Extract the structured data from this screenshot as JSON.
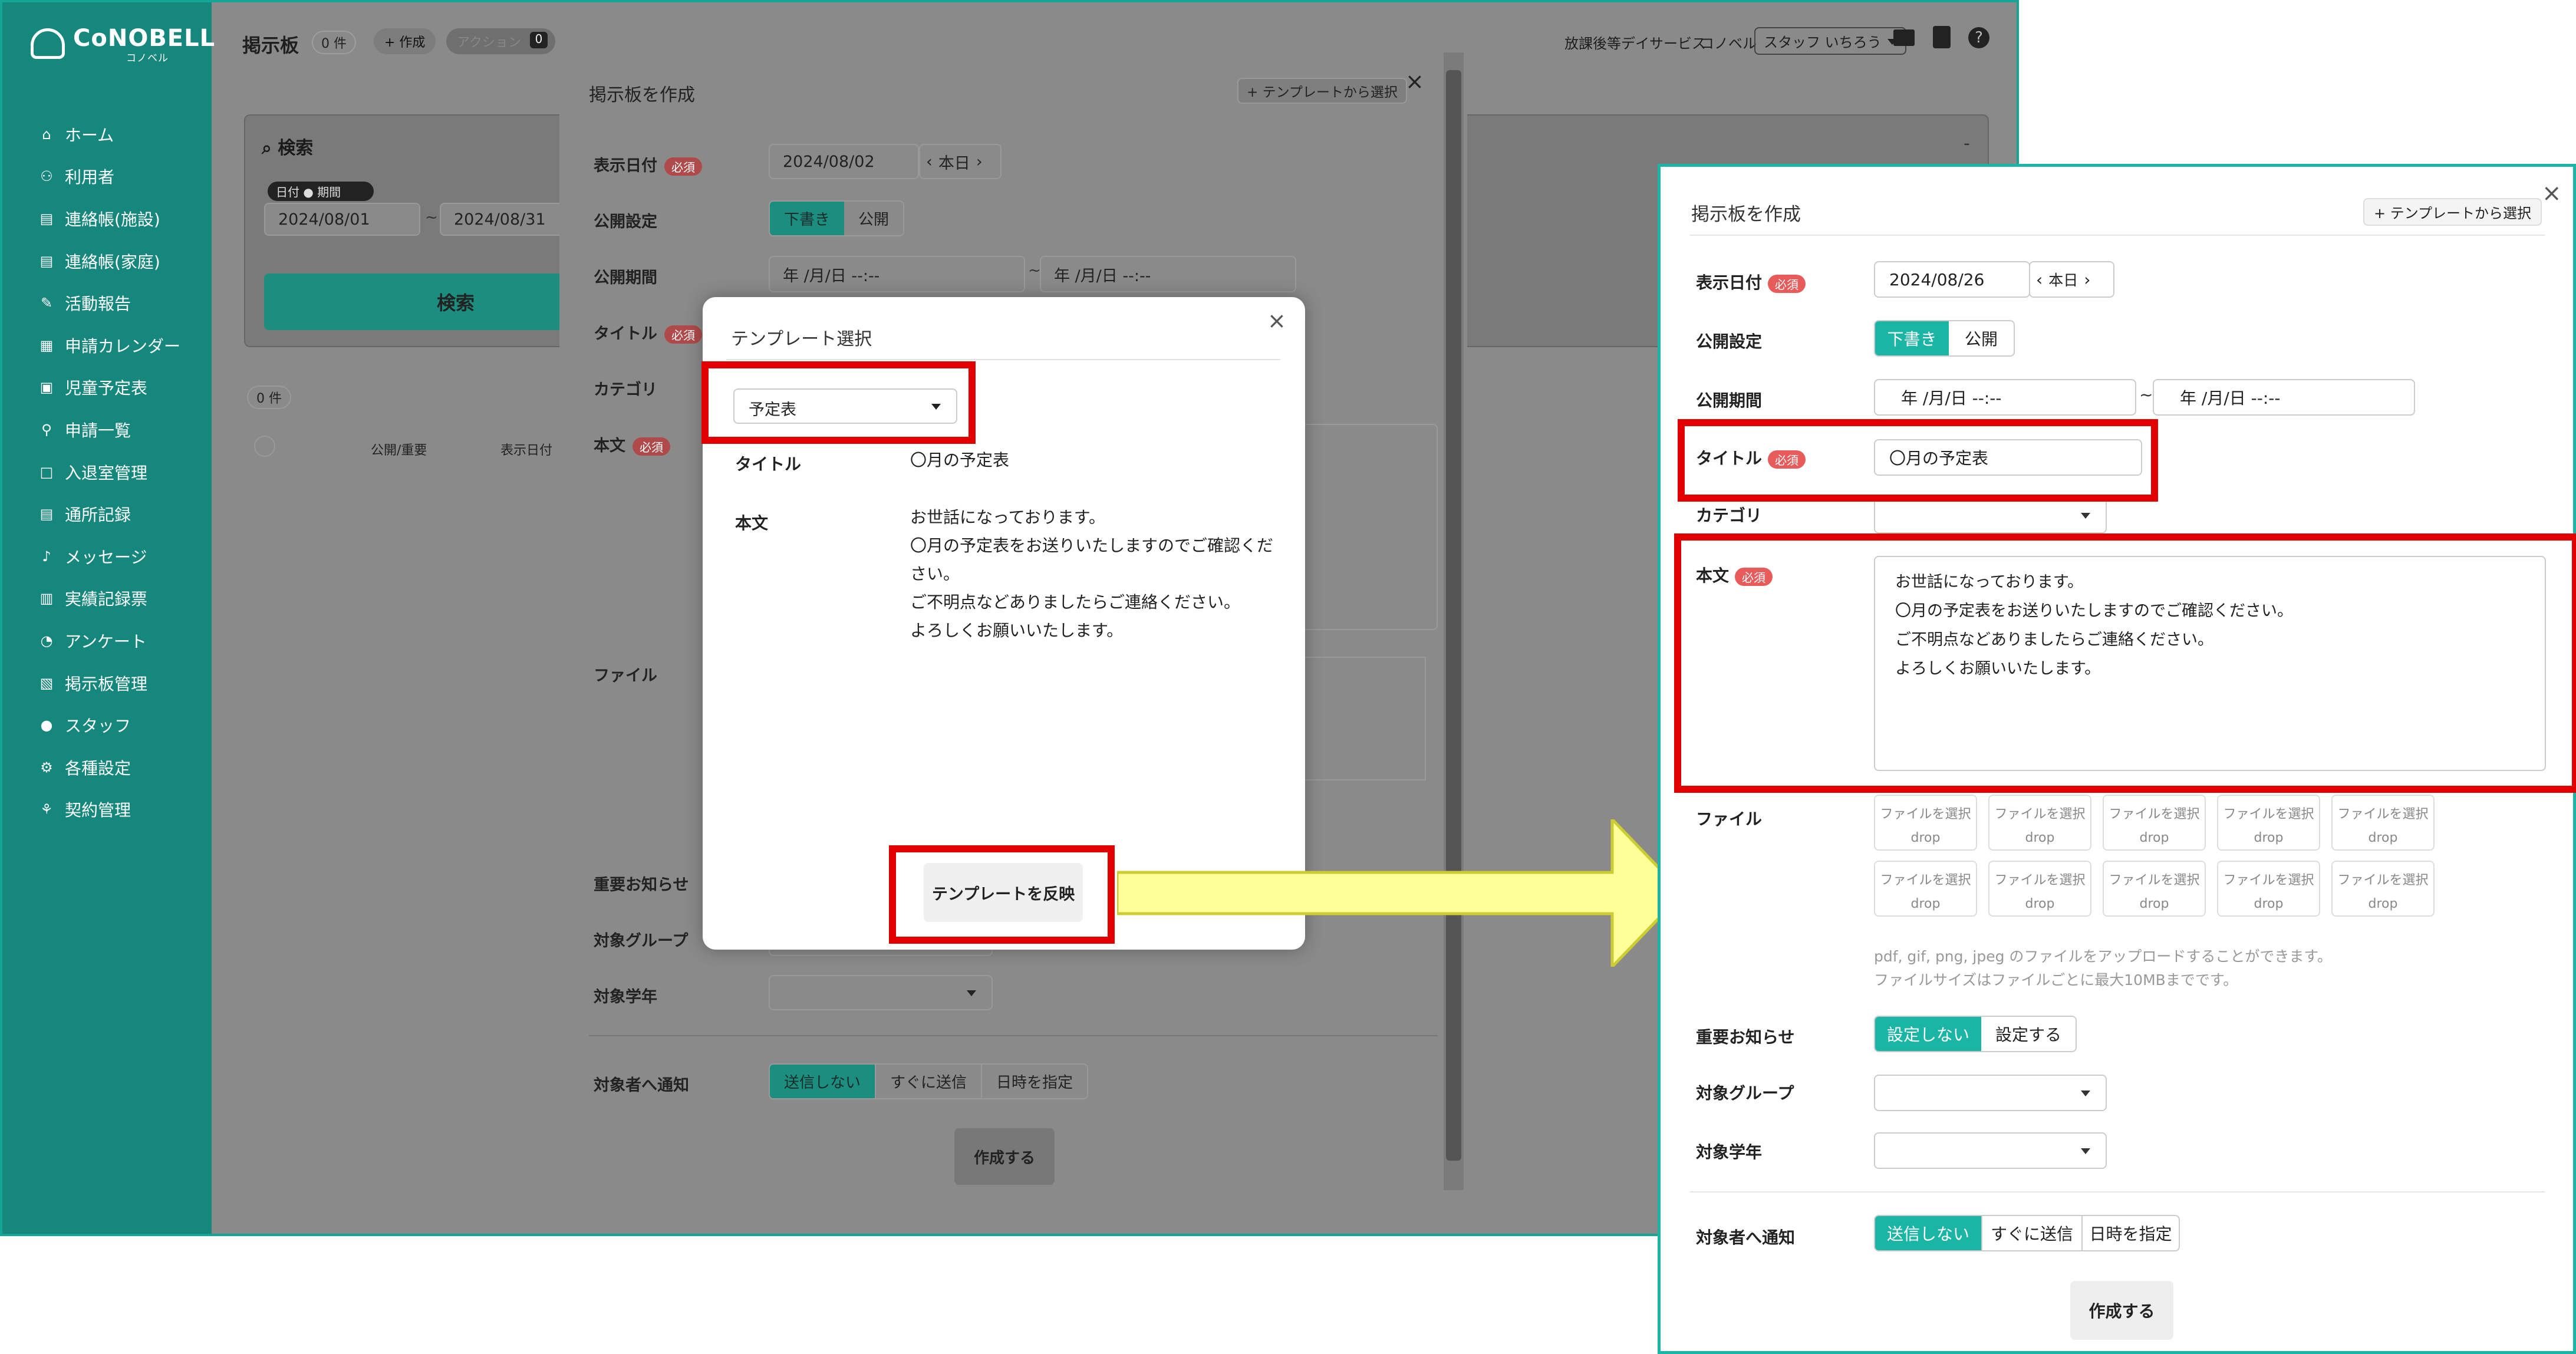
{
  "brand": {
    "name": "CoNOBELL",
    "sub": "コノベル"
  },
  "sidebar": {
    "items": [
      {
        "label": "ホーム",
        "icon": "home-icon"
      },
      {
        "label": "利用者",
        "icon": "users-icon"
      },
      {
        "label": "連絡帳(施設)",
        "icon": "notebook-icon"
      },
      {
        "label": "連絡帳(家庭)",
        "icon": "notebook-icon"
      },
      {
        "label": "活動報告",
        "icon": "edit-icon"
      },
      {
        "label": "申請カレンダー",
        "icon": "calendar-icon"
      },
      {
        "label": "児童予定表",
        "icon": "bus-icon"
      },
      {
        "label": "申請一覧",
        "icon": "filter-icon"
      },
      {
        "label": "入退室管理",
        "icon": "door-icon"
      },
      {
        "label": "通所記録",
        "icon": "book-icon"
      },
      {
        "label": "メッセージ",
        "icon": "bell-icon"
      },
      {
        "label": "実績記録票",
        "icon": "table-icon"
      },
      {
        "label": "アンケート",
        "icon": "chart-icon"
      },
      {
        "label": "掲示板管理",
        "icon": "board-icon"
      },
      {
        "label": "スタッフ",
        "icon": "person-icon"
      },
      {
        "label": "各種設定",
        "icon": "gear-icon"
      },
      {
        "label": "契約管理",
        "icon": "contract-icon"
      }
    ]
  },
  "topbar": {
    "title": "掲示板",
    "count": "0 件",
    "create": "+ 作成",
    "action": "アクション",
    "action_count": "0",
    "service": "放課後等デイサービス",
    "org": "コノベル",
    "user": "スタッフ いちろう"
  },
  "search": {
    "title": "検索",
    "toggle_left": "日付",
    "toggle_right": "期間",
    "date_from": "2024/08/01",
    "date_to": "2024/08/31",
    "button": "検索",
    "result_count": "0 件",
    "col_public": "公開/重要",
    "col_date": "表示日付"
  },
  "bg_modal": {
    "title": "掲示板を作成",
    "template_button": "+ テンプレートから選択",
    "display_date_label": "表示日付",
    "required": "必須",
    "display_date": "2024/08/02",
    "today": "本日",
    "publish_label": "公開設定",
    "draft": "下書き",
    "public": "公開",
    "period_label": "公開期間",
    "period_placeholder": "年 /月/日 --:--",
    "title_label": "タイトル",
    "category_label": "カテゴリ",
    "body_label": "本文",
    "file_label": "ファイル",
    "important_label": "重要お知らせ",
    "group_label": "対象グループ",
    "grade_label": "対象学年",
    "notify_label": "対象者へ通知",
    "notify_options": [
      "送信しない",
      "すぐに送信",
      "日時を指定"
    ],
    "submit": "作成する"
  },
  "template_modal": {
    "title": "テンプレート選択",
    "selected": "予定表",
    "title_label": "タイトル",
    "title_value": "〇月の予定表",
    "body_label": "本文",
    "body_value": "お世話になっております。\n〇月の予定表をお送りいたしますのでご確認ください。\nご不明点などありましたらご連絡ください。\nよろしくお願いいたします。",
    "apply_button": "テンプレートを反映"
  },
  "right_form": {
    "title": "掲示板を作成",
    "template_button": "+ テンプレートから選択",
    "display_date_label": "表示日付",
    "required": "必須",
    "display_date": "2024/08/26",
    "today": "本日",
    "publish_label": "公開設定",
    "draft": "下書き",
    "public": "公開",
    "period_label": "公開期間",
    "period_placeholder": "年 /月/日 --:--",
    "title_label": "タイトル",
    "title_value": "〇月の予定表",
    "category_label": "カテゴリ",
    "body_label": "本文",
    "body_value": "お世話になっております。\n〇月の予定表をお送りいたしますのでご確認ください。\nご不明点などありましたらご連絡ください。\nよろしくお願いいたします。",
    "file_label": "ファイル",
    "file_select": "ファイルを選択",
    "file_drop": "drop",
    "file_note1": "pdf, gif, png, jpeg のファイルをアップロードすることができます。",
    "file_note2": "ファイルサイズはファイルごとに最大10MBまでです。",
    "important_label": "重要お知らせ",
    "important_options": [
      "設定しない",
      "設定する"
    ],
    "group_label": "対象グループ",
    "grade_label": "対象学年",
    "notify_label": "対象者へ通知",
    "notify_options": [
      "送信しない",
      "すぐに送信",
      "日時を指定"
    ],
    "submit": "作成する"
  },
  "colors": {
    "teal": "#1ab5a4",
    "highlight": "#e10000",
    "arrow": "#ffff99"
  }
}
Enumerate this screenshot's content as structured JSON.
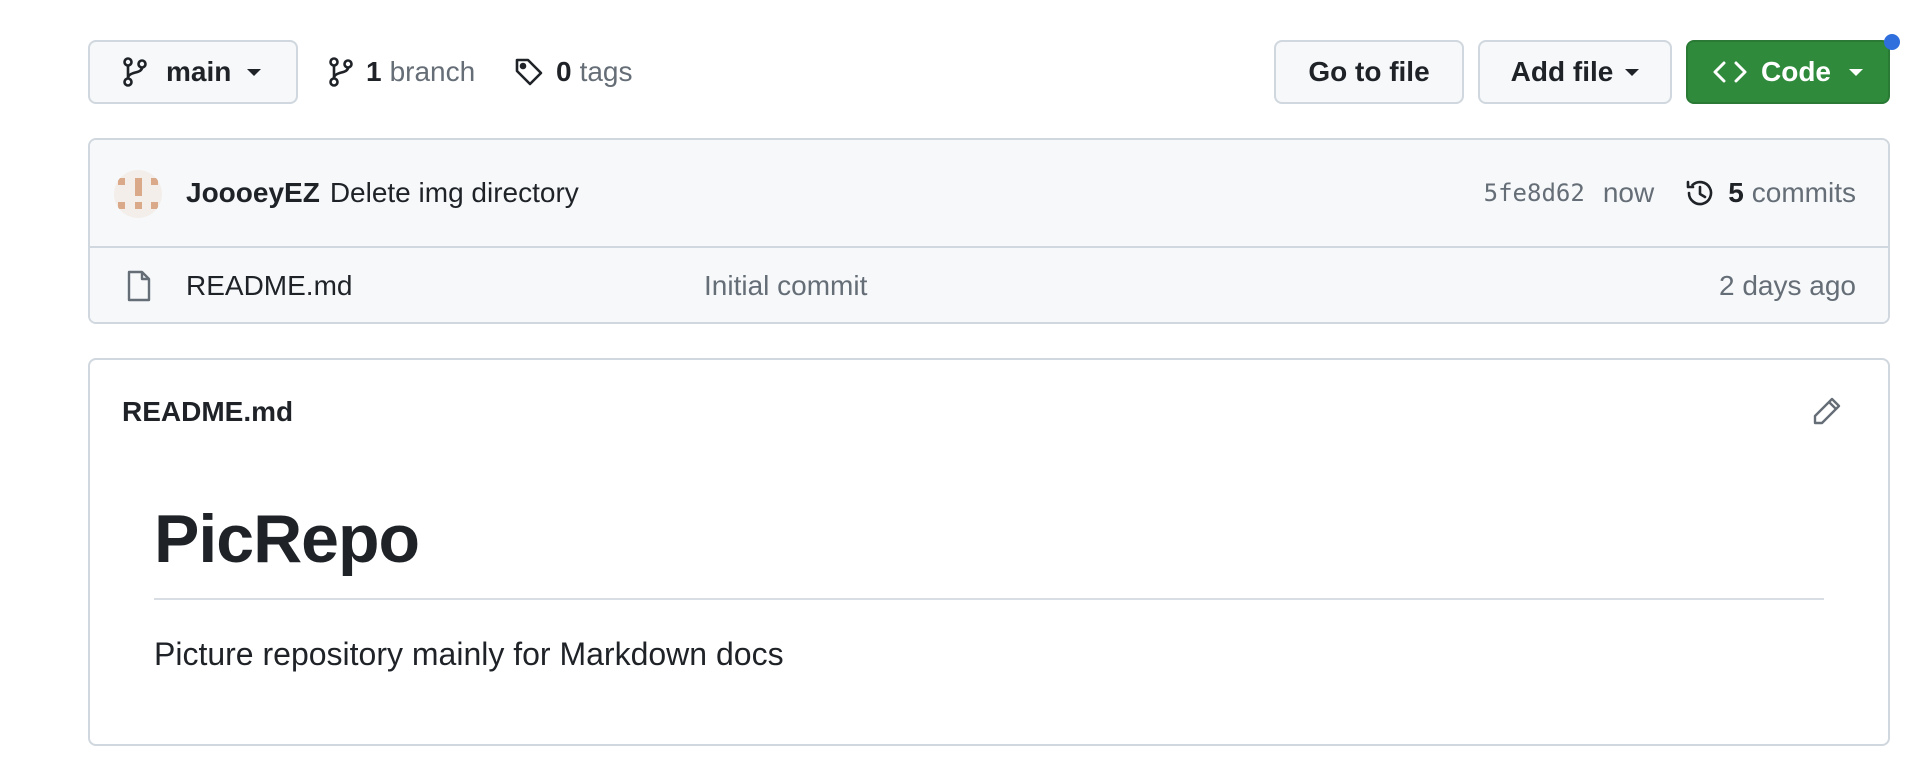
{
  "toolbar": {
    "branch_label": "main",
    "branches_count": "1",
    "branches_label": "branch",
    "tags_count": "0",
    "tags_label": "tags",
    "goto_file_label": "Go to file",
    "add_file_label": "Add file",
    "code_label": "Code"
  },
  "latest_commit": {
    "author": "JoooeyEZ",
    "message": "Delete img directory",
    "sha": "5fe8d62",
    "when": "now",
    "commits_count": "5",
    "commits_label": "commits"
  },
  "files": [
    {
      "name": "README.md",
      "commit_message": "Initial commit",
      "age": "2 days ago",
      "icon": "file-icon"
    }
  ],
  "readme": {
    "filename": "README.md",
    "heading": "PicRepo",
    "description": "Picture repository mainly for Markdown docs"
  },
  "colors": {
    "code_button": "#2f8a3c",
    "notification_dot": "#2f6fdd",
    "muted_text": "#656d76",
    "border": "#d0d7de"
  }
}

--------------------------------

**Given task:**
Pull out all lines from the entries above in which the word "structured" appears.

**Response to this task:**
Extract the structured data from this screenshot as JSON.
Enumerate this screenshot's content as structured JSON.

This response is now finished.